• **What is being asked**
Give the number of lines in the data that hold the string "Ipsos". Nothing else is needed.
**** The input ****
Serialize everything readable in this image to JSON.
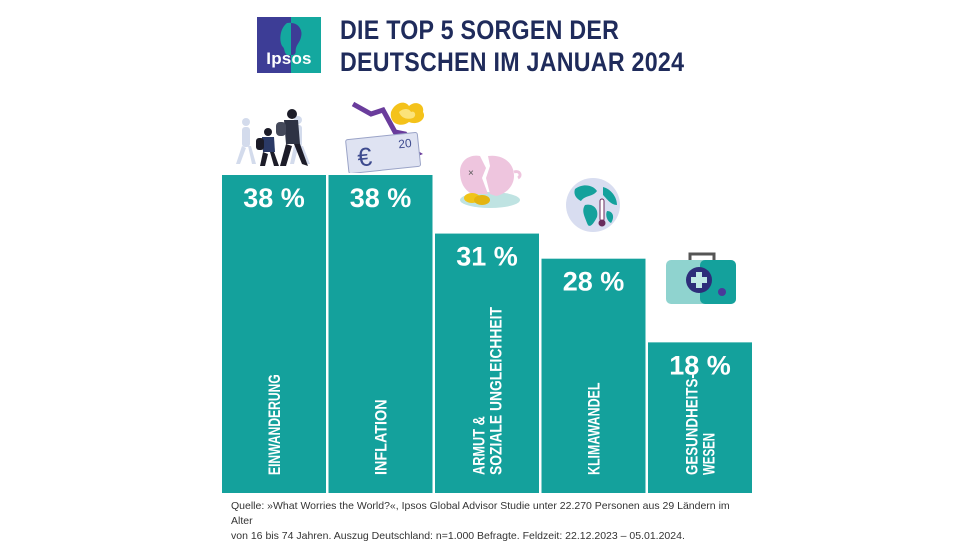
{
  "header": {
    "logo_text": "Ipsos",
    "title_line1": "DIE TOP 5 SORGEN DER",
    "title_line2": "DEUTSCHEN IM JANUAR 2024"
  },
  "colors": {
    "bar": "#14a19c",
    "title": "#1f2b5b",
    "logo_left": "#3d3d96",
    "logo_right": "#14a89f"
  },
  "icons": [
    "migration-icon",
    "inflation-icon",
    "broken-piggy-bank-icon",
    "globe-thermometer-icon",
    "first-aid-kit-icon"
  ],
  "chart_data": {
    "type": "bar",
    "title": "DIE TOP 5 SORGEN DER DEUTSCHEN IM JANUAR 2024",
    "categories": [
      "EINWANDERUNG",
      "INFLATION",
      "ARMUT & SOZIALE UNGLEICHHEIT",
      "KLIMAWANDEL",
      "GESUNDHEITSWESEN"
    ],
    "category_lines": [
      [
        "EINWANDERUNG"
      ],
      [
        "INFLATION"
      ],
      [
        "ARMUT &",
        "SOZIALE UNGLEICHHEIT"
      ],
      [
        "KLIMAWANDEL"
      ],
      [
        "GESUNDHEITS-",
        "WESEN"
      ]
    ],
    "values": [
      38,
      38,
      31,
      28,
      18
    ],
    "value_labels": [
      "38 %",
      "38 %",
      "31 %",
      "28 %",
      "18 %"
    ],
    "unit": "%",
    "xlabel": "",
    "ylabel": "",
    "ylim": [
      0,
      38
    ],
    "grid": false,
    "legend": "none"
  },
  "footer": {
    "source_line1": "Quelle: »What Worries the World?«, Ipsos Global Advisor Studie unter 22.270 Personen aus 29 Ländern im Alter",
    "source_line2": "von 16 bis 74 Jahren. Auszug Deutschland: n=1.000 Befragte. Feldzeit: 22.12.2023 – 05.01.2024."
  }
}
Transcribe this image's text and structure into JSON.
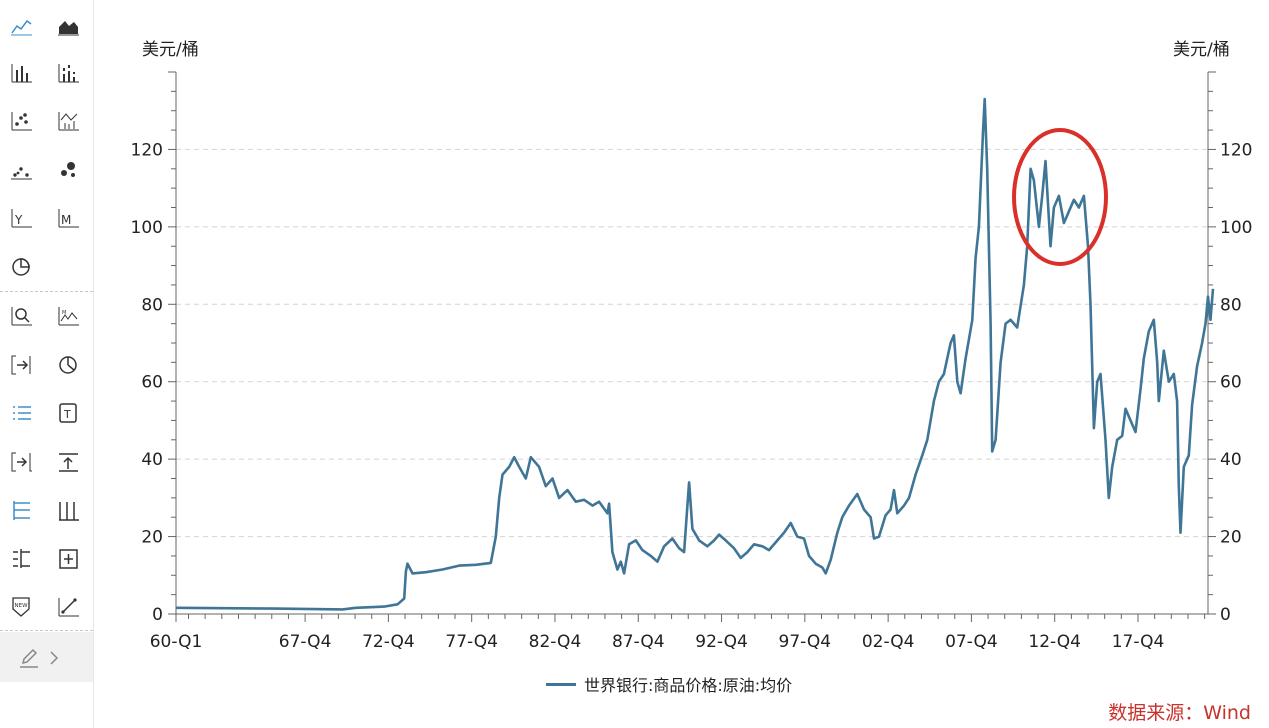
{
  "toolbar": {
    "tools": [
      {
        "icon": "line-chart-icon",
        "active": true
      },
      {
        "icon": "area-chart-icon"
      },
      {
        "icon": "bar-chart-icon"
      },
      {
        "icon": "stacked-bar-chart-icon"
      },
      {
        "icon": "scatter-chart-icon"
      },
      {
        "icon": "waterfall-chart-icon"
      },
      {
        "icon": "dot-plot-icon"
      },
      {
        "icon": "bubble-chart-icon"
      },
      {
        "icon": "yearly-bar-icon"
      },
      {
        "icon": "monthly-bar-icon"
      },
      {
        "icon": "pie-chart-icon"
      },
      {
        "icon": "zoom-icon"
      },
      {
        "icon": "peak-label-icon"
      },
      {
        "icon": "jump-to-end-icon"
      },
      {
        "icon": "pie-slice-icon"
      },
      {
        "icon": "legend-list-icon",
        "active": true
      },
      {
        "icon": "text-box-icon"
      },
      {
        "icon": "shift-right-icon"
      },
      {
        "icon": "upload-axis-icon"
      },
      {
        "icon": "axis-grid-icon",
        "active": true
      },
      {
        "icon": "axis-bar-icon"
      },
      {
        "icon": "split-axis-icon"
      },
      {
        "icon": "add-panel-icon"
      },
      {
        "icon": "new-badge-icon"
      },
      {
        "icon": "trend-line-icon"
      }
    ],
    "bottom_icons": [
      "edit-icon",
      "chevron-right-icon"
    ]
  },
  "chart_data": {
    "type": "line",
    "title": "",
    "ylabel_left": "美元/桶",
    "ylabel_right": "美元/桶",
    "ylim": [
      0,
      140
    ],
    "y_ticks": [
      0,
      20,
      40,
      60,
      80,
      100,
      120
    ],
    "grid": "horizontal dashed",
    "x_range": [
      1960.0,
      2022.25
    ],
    "x_tick_labels": [
      {
        "label": "60-Q1",
        "x": 1960.0
      },
      {
        "label": "67-Q4",
        "x": 1967.75
      },
      {
        "label": "72-Q4",
        "x": 1972.75
      },
      {
        "label": "77-Q4",
        "x": 1977.75
      },
      {
        "label": "82-Q4",
        "x": 1982.75
      },
      {
        "label": "87-Q4",
        "x": 1987.75
      },
      {
        "label": "92-Q4",
        "x": 1992.75
      },
      {
        "label": "97-Q4",
        "x": 1997.75
      },
      {
        "label": "02-Q4",
        "x": 2002.75
      },
      {
        "label": "07-Q4",
        "x": 2007.75
      },
      {
        "label": "12-Q4",
        "x": 2012.75
      },
      {
        "label": "17-Q4",
        "x": 2017.75
      }
    ],
    "series": [
      {
        "name": "世界银行:商品价格:原油:均价",
        "color": "#3f7596",
        "points": [
          [
            1960.0,
            1.6
          ],
          [
            1966.0,
            1.4
          ],
          [
            1970.0,
            1.2
          ],
          [
            1970.8,
            1.6
          ],
          [
            1972.5,
            1.9
          ],
          [
            1973.3,
            2.5
          ],
          [
            1973.7,
            4.0
          ],
          [
            1973.8,
            11.0
          ],
          [
            1973.9,
            13.0
          ],
          [
            1974.2,
            10.5
          ],
          [
            1975.0,
            10.8
          ],
          [
            1976.0,
            11.5
          ],
          [
            1977.0,
            12.5
          ],
          [
            1978.0,
            12.7
          ],
          [
            1978.9,
            13.2
          ],
          [
            1979.2,
            20.0
          ],
          [
            1979.4,
            30.0
          ],
          [
            1979.6,
            36.0
          ],
          [
            1980.0,
            38.0
          ],
          [
            1980.3,
            40.5
          ],
          [
            1980.6,
            38.0
          ],
          [
            1981.0,
            35.0
          ],
          [
            1981.3,
            40.5
          ],
          [
            1981.8,
            38.0
          ],
          [
            1982.2,
            33.0
          ],
          [
            1982.6,
            35.0
          ],
          [
            1983.0,
            30.0
          ],
          [
            1983.5,
            32.0
          ],
          [
            1984.0,
            29.0
          ],
          [
            1984.5,
            29.5
          ],
          [
            1985.0,
            28.0
          ],
          [
            1985.4,
            29.0
          ],
          [
            1985.9,
            26.0
          ],
          [
            1986.0,
            28.5
          ],
          [
            1986.2,
            16.0
          ],
          [
            1986.5,
            11.5
          ],
          [
            1986.7,
            13.5
          ],
          [
            1986.9,
            10.5
          ],
          [
            1987.2,
            18.0
          ],
          [
            1987.6,
            19.0
          ],
          [
            1988.0,
            16.5
          ],
          [
            1988.5,
            15.0
          ],
          [
            1988.9,
            13.5
          ],
          [
            1989.3,
            17.5
          ],
          [
            1989.8,
            19.5
          ],
          [
            1990.2,
            17.0
          ],
          [
            1990.5,
            16.0
          ],
          [
            1990.7,
            28.0
          ],
          [
            1990.8,
            34.0
          ],
          [
            1991.0,
            22.0
          ],
          [
            1991.4,
            19.0
          ],
          [
            1991.9,
            17.5
          ],
          [
            1992.3,
            19.0
          ],
          [
            1992.6,
            20.5
          ],
          [
            1993.0,
            19.0
          ],
          [
            1993.5,
            17.0
          ],
          [
            1993.9,
            14.5
          ],
          [
            1994.3,
            16.0
          ],
          [
            1994.7,
            18.0
          ],
          [
            1995.2,
            17.5
          ],
          [
            1995.6,
            16.5
          ],
          [
            1996.1,
            19.0
          ],
          [
            1996.5,
            21.0
          ],
          [
            1996.9,
            23.5
          ],
          [
            1997.3,
            20.0
          ],
          [
            1997.7,
            19.5
          ],
          [
            1998.0,
            15.0
          ],
          [
            1998.4,
            13.0
          ],
          [
            1998.8,
            12.0
          ],
          [
            1999.0,
            10.5
          ],
          [
            1999.3,
            14.0
          ],
          [
            1999.7,
            21.0
          ],
          [
            2000.0,
            25.0
          ],
          [
            2000.4,
            28.0
          ],
          [
            2000.9,
            31.0
          ],
          [
            2001.3,
            27.0
          ],
          [
            2001.7,
            25.0
          ],
          [
            2001.9,
            19.5
          ],
          [
            2002.2,
            20.0
          ],
          [
            2002.6,
            25.5
          ],
          [
            2002.9,
            27.0
          ],
          [
            2003.1,
            32.0
          ],
          [
            2003.3,
            26.0
          ],
          [
            2003.7,
            28.0
          ],
          [
            2004.0,
            30.0
          ],
          [
            2004.4,
            36.0
          ],
          [
            2004.8,
            41.0
          ],
          [
            2005.1,
            45.0
          ],
          [
            2005.5,
            55.0
          ],
          [
            2005.8,
            60.0
          ],
          [
            2006.1,
            62.0
          ],
          [
            2006.5,
            70.0
          ],
          [
            2006.7,
            72.0
          ],
          [
            2006.9,
            60.0
          ],
          [
            2007.1,
            57.0
          ],
          [
            2007.4,
            66.0
          ],
          [
            2007.8,
            76.0
          ],
          [
            2008.0,
            92.0
          ],
          [
            2008.2,
            100.0
          ],
          [
            2008.45,
            125.0
          ],
          [
            2008.55,
            133.0
          ],
          [
            2008.7,
            115.0
          ],
          [
            2008.9,
            75.0
          ],
          [
            2009.0,
            42.0
          ],
          [
            2009.2,
            45.0
          ],
          [
            2009.5,
            65.0
          ],
          [
            2009.8,
            75.0
          ],
          [
            2010.1,
            76.0
          ],
          [
            2010.5,
            74.0
          ],
          [
            2010.9,
            85.0
          ],
          [
            2011.1,
            95.0
          ],
          [
            2011.3,
            115.0
          ],
          [
            2011.5,
            112.0
          ],
          [
            2011.8,
            100.0
          ],
          [
            2012.0,
            108.0
          ],
          [
            2012.2,
            117.0
          ],
          [
            2012.5,
            95.0
          ],
          [
            2012.7,
            105.0
          ],
          [
            2013.0,
            108.0
          ],
          [
            2013.3,
            101.0
          ],
          [
            2013.6,
            104.0
          ],
          [
            2013.9,
            107.0
          ],
          [
            2014.2,
            105.0
          ],
          [
            2014.5,
            108.0
          ],
          [
            2014.75,
            95.0
          ],
          [
            2014.9,
            80.0
          ],
          [
            2015.1,
            48.0
          ],
          [
            2015.3,
            60.0
          ],
          [
            2015.5,
            62.0
          ],
          [
            2015.8,
            45.0
          ],
          [
            2016.0,
            30.0
          ],
          [
            2016.2,
            38.0
          ],
          [
            2016.5,
            45.0
          ],
          [
            2016.8,
            46.0
          ],
          [
            2017.0,
            53.0
          ],
          [
            2017.3,
            50.0
          ],
          [
            2017.6,
            47.0
          ],
          [
            2017.9,
            58.0
          ],
          [
            2018.1,
            66.0
          ],
          [
            2018.4,
            73.0
          ],
          [
            2018.7,
            76.0
          ],
          [
            2018.9,
            65.0
          ],
          [
            2019.0,
            55.0
          ],
          [
            2019.3,
            68.0
          ],
          [
            2019.6,
            60.0
          ],
          [
            2019.9,
            62.0
          ],
          [
            2020.1,
            55.0
          ],
          [
            2020.2,
            33.0
          ],
          [
            2020.3,
            21.0
          ],
          [
            2020.5,
            38.0
          ],
          [
            2020.8,
            41.0
          ],
          [
            2021.0,
            54.0
          ],
          [
            2021.3,
            64.0
          ],
          [
            2021.6,
            70.0
          ],
          [
            2021.8,
            75.0
          ],
          [
            2021.95,
            82.0
          ],
          [
            2022.1,
            76.0
          ],
          [
            2022.25,
            84.0
          ]
        ]
      }
    ]
  },
  "legend": {
    "label": "世界银行:商品价格:原油:均价"
  },
  "source": "数据来源：Wind"
}
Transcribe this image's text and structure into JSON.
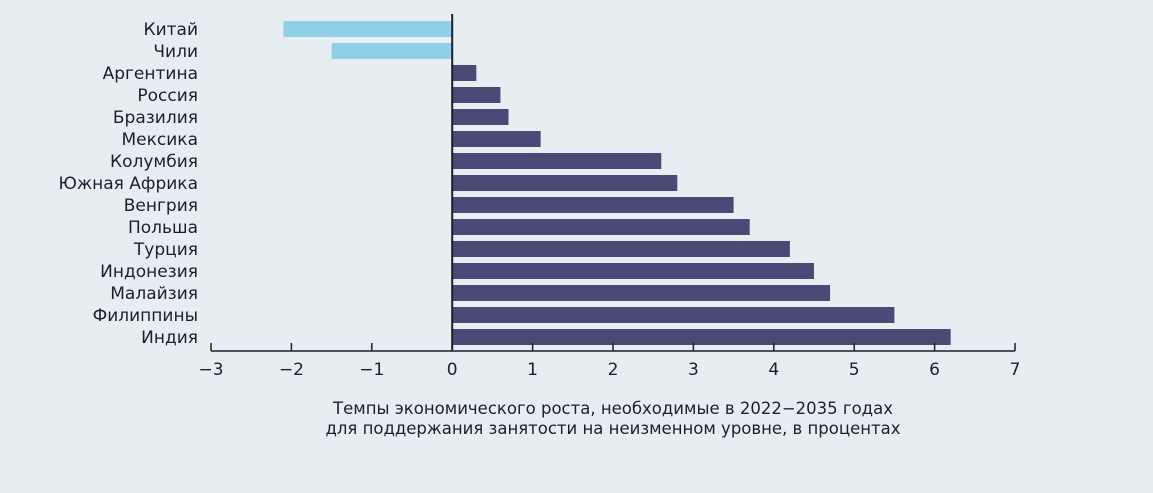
****
• **Result of this exercise**
2